▼
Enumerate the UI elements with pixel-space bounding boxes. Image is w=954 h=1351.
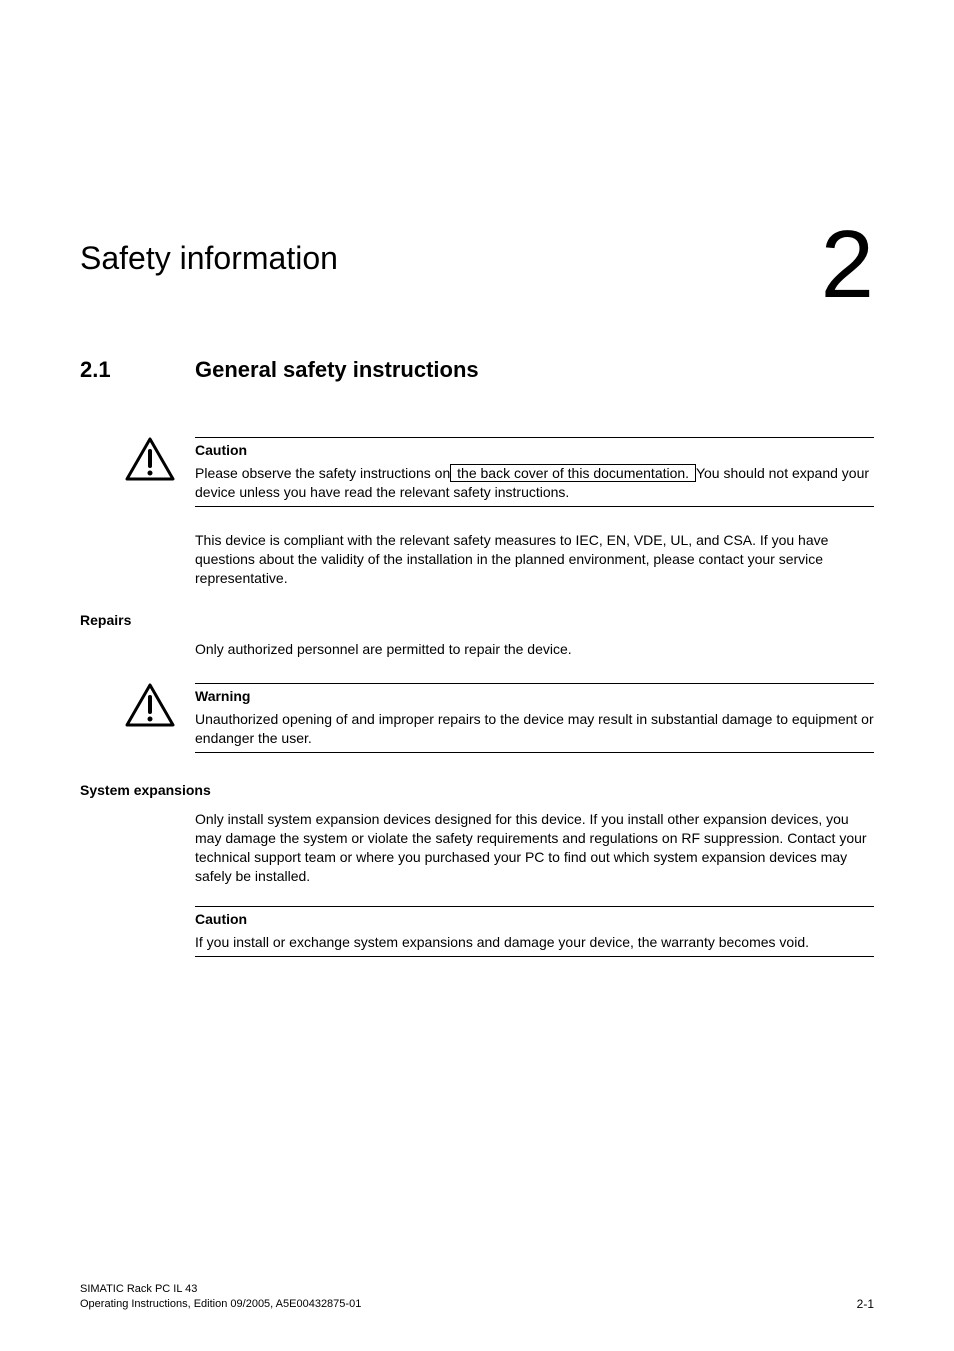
caution-block-1: Caution Please observe the safety instru… bbox=[125, 433, 874, 511]
warning-content-1: Warning Unauthorized opening of and impr… bbox=[195, 679, 874, 757]
page-footer: SIMATIC Rack PC IL 43 Operating Instruct… bbox=[80, 1282, 874, 1311]
divider bbox=[195, 506, 874, 507]
warning-block-1: Warning Unauthorized opening of and impr… bbox=[125, 679, 874, 757]
warning-icon bbox=[125, 679, 180, 733]
footer-page-number: 2-1 bbox=[857, 1297, 874, 1311]
divider bbox=[195, 956, 874, 957]
page-container: 2 Safety information 2.1 General safety … bbox=[0, 0, 954, 1351]
caution-text-1: Please observe the safety instructions o… bbox=[195, 464, 874, 502]
caution-icon bbox=[125, 433, 180, 487]
caution-text-before: Please observe the safety instructions o… bbox=[195, 465, 450, 481]
warning-label: Warning bbox=[195, 688, 874, 704]
chapter-title: Safety information bbox=[80, 240, 874, 277]
caution-content-1: Caution Please observe the safety instru… bbox=[195, 433, 874, 511]
footer-doc-info: Operating Instructions, Edition 09/2005,… bbox=[80, 1297, 361, 1311]
repairs-text: Only authorized personnel are permitted … bbox=[195, 640, 874, 659]
warning-text-1: Unauthorized opening of and improper rep… bbox=[195, 710, 874, 748]
divider bbox=[195, 683, 874, 684]
caution-label-2: Caution bbox=[195, 911, 874, 927]
repairs-content: Only authorized personnel are permitted … bbox=[195, 640, 874, 659]
system-expansions-content: Only install system expansion devices de… bbox=[195, 810, 874, 886]
section-number: 2.1 bbox=[80, 357, 195, 383]
chapter-number: 2 bbox=[821, 210, 874, 320]
repairs-heading: Repairs bbox=[80, 612, 874, 628]
compliance-paragraph: This device is compliant with the releva… bbox=[195, 531, 874, 588]
system-expansions-text: Only install system expansion devices de… bbox=[195, 810, 874, 886]
back-cover-link[interactable]: the back cover of this documentation. bbox=[450, 464, 696, 482]
compliance-text: This device is compliant with the releva… bbox=[195, 531, 874, 588]
system-expansions-heading: System expansions bbox=[80, 782, 874, 798]
divider bbox=[195, 437, 874, 438]
divider bbox=[195, 752, 874, 753]
caution-label: Caution bbox=[195, 442, 874, 458]
section-title: General safety instructions bbox=[195, 357, 479, 383]
divider bbox=[195, 906, 874, 907]
caution-block-2: Caution If you install or exchange syste… bbox=[195, 906, 874, 957]
caution-text-2: If you install or exchange system expans… bbox=[195, 933, 874, 952]
footer-product: SIMATIC Rack PC IL 43 bbox=[80, 1282, 361, 1296]
footer-left: SIMATIC Rack PC IL 43 Operating Instruct… bbox=[80, 1282, 361, 1311]
section-header: 2.1 General safety instructions bbox=[80, 357, 874, 383]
▲
**TASK DESCRIPTION**
Please pull every line of the entries above into your answer, word for word, leaving out the pictures.

**ANSWER**
Enumerate the UI elements with pixel-space bounding boxes. Image is w=954 h=1351.
caution-block-1: Caution Please observe the safety instru… bbox=[125, 433, 874, 511]
warning-content-1: Warning Unauthorized opening of and impr… bbox=[195, 679, 874, 757]
page-footer: SIMATIC Rack PC IL 43 Operating Instruct… bbox=[80, 1282, 874, 1311]
divider bbox=[195, 506, 874, 507]
warning-block-1: Warning Unauthorized opening of and impr… bbox=[125, 679, 874, 757]
warning-icon bbox=[125, 679, 180, 733]
footer-page-number: 2-1 bbox=[857, 1297, 874, 1311]
divider bbox=[195, 956, 874, 957]
page-container: 2 Safety information 2.1 General safety … bbox=[0, 0, 954, 1351]
caution-text-1: Please observe the safety instructions o… bbox=[195, 464, 874, 502]
caution-icon bbox=[125, 433, 180, 487]
caution-text-before: Please observe the safety instructions o… bbox=[195, 465, 450, 481]
warning-label: Warning bbox=[195, 688, 874, 704]
chapter-title: Safety information bbox=[80, 240, 874, 277]
caution-content-1: Caution Please observe the safety instru… bbox=[195, 433, 874, 511]
footer-doc-info: Operating Instructions, Edition 09/2005,… bbox=[80, 1297, 361, 1311]
repairs-text: Only authorized personnel are permitted … bbox=[195, 640, 874, 659]
warning-text-1: Unauthorized opening of and improper rep… bbox=[195, 710, 874, 748]
divider bbox=[195, 683, 874, 684]
caution-label-2: Caution bbox=[195, 911, 874, 927]
repairs-content: Only authorized personnel are permitted … bbox=[195, 640, 874, 659]
system-expansions-content: Only install system expansion devices de… bbox=[195, 810, 874, 886]
section-number: 2.1 bbox=[80, 357, 195, 383]
chapter-number: 2 bbox=[821, 210, 874, 320]
repairs-heading: Repairs bbox=[80, 612, 874, 628]
compliance-paragraph: This device is compliant with the releva… bbox=[195, 531, 874, 588]
system-expansions-text: Only install system expansion devices de… bbox=[195, 810, 874, 886]
back-cover-link[interactable]: the back cover of this documentation. bbox=[450, 464, 696, 482]
compliance-text: This device is compliant with the releva… bbox=[195, 531, 874, 588]
system-expansions-heading: System expansions bbox=[80, 782, 874, 798]
divider bbox=[195, 437, 874, 438]
divider bbox=[195, 752, 874, 753]
caution-label: Caution bbox=[195, 442, 874, 458]
section-title: General safety instructions bbox=[195, 357, 479, 383]
divider bbox=[195, 906, 874, 907]
caution-block-2: Caution If you install or exchange syste… bbox=[195, 906, 874, 957]
caution-text-2: If you install or exchange system expans… bbox=[195, 933, 874, 952]
footer-product: SIMATIC Rack PC IL 43 bbox=[80, 1282, 361, 1296]
footer-left: SIMATIC Rack PC IL 43 Operating Instruct… bbox=[80, 1282, 361, 1311]
section-header: 2.1 General safety instructions bbox=[80, 357, 874, 383]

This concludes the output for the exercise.